Go through the entries one line at a time, and gather every line that has the word "Lindsay".
------------------------------
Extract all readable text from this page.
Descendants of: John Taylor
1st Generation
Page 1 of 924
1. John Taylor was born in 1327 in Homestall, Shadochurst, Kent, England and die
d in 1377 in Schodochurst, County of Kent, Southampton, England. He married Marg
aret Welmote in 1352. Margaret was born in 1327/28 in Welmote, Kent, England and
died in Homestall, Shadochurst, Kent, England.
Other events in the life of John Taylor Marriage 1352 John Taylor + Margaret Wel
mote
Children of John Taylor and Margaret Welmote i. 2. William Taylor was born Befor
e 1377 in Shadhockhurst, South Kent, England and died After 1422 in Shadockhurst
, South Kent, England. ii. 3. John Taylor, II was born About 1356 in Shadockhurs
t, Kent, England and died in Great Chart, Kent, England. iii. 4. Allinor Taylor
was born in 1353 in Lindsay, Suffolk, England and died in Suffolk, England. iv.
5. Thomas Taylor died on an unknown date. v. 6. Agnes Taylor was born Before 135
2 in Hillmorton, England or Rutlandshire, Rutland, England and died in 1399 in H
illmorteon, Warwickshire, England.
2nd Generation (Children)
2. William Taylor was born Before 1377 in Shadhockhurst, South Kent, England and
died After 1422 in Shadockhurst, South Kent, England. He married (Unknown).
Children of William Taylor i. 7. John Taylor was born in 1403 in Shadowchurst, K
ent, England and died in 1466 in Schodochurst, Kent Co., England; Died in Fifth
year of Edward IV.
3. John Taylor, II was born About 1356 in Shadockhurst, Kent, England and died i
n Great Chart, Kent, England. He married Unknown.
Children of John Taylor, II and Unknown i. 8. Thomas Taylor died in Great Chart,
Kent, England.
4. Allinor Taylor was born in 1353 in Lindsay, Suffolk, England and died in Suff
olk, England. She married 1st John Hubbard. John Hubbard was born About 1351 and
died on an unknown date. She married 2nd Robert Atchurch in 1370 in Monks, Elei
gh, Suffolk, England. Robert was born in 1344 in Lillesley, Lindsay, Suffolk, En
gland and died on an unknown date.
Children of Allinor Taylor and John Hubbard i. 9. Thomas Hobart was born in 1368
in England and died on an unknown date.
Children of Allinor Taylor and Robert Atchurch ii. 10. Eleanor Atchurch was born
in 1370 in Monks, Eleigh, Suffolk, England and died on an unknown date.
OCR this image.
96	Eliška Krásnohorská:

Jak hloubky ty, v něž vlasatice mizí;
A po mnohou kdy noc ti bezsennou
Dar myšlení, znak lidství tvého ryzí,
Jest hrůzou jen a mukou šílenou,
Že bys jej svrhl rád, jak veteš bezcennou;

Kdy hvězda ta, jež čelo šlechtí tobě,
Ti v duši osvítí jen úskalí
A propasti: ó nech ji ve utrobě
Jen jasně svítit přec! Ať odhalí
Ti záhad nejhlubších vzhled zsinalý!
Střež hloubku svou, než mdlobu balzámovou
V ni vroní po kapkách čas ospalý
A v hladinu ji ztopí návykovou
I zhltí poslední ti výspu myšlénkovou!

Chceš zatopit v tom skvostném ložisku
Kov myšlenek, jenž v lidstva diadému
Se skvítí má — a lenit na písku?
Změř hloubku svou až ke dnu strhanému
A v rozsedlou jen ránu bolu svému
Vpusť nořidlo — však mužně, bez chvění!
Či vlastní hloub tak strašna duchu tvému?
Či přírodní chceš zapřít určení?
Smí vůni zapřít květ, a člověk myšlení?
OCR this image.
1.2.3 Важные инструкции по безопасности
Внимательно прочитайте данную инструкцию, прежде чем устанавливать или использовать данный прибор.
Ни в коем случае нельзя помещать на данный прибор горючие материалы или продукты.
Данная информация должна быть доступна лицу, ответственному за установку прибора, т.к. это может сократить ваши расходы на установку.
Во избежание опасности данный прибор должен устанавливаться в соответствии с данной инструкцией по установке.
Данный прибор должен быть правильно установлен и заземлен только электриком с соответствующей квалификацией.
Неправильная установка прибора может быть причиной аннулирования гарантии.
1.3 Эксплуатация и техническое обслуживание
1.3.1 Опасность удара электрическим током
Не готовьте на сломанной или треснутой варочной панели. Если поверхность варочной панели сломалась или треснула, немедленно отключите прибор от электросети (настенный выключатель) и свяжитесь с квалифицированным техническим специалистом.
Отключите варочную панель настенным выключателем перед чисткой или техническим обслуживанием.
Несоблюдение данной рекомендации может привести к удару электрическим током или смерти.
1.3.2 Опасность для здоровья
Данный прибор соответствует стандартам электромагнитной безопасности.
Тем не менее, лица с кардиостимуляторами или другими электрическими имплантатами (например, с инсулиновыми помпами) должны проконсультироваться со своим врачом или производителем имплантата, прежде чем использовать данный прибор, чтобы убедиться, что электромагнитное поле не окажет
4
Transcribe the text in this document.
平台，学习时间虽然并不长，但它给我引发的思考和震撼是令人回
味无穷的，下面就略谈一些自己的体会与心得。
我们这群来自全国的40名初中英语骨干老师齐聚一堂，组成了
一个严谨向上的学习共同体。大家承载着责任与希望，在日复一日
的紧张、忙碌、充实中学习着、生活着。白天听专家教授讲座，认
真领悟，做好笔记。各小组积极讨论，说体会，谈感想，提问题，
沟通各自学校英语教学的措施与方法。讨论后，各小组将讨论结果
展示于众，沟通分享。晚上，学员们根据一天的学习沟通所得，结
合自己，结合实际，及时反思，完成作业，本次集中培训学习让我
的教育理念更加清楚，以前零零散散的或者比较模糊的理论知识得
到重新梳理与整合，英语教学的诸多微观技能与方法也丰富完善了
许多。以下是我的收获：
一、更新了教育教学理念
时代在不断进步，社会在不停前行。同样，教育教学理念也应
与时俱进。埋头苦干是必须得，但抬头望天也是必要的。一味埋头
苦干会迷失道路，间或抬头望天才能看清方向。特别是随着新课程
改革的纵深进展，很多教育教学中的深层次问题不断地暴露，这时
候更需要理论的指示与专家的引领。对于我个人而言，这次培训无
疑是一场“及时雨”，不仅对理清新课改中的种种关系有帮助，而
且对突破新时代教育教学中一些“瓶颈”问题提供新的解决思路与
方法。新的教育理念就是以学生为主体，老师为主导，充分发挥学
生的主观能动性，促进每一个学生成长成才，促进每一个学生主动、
------------------------------
**SOLVED PROBLEM:**
was born in 1353 in Lindsay, Suffolk, England and died in Suffolk, England. iv.
4. Allinor Taylor was born in 1353 in Lindsay, Suffolk, England and died in Suff
gh, Suffolk, England. Robert was born in 1344 in Lillesley, Lindsay, Suffolk, En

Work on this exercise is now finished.